** START Data for the task **
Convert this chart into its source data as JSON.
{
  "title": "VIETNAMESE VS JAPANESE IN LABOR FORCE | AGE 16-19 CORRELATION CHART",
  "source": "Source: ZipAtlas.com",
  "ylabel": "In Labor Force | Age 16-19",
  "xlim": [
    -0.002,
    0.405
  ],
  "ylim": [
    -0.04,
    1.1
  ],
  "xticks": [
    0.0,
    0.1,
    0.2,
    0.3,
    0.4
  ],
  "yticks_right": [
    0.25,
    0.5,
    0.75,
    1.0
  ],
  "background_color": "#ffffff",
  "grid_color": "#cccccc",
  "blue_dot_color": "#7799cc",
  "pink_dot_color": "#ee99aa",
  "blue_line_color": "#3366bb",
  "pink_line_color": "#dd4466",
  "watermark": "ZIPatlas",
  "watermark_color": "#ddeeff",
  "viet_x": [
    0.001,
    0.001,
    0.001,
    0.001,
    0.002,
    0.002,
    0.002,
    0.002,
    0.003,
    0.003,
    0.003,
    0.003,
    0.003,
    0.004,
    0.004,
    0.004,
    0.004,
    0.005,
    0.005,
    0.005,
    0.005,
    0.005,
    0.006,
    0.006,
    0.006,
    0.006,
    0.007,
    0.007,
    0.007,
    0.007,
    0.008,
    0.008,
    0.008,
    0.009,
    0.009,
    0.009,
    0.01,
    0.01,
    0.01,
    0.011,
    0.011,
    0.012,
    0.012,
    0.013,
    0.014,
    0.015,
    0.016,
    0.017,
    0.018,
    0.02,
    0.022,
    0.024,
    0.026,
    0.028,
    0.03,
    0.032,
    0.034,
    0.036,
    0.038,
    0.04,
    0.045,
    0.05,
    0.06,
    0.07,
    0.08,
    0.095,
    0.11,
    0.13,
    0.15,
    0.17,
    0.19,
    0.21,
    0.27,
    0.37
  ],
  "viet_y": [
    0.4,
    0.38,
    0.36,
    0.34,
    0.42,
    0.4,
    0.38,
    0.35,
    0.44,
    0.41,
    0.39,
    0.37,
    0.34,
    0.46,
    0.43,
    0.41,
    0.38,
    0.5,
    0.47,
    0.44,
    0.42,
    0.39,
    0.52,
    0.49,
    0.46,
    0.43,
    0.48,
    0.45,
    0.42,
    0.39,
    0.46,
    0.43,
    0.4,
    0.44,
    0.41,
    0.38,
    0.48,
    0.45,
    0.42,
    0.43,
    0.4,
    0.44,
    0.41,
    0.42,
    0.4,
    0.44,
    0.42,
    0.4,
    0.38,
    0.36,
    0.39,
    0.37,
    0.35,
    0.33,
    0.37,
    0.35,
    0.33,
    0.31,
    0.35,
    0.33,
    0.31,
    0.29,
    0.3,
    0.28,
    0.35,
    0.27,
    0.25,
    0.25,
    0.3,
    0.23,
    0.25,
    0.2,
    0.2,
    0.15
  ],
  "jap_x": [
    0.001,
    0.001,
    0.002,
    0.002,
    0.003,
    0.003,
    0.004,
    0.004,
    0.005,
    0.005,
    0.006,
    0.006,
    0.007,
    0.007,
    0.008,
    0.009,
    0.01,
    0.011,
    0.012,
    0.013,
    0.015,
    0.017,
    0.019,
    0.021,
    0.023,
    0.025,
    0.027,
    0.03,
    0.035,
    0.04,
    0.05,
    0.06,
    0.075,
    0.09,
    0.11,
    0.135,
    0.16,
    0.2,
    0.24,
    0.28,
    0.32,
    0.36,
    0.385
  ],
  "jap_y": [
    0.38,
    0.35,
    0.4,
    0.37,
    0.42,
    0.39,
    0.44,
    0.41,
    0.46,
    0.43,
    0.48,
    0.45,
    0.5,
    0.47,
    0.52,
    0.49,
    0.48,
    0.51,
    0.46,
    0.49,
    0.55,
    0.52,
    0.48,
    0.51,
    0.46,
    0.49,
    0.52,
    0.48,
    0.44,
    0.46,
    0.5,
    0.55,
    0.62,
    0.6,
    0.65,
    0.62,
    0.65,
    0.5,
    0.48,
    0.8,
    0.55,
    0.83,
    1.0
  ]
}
** END Data for the task **
• Task: Tell how many lines of the material above hold "source", answering with a bare number.

• Task solution: 2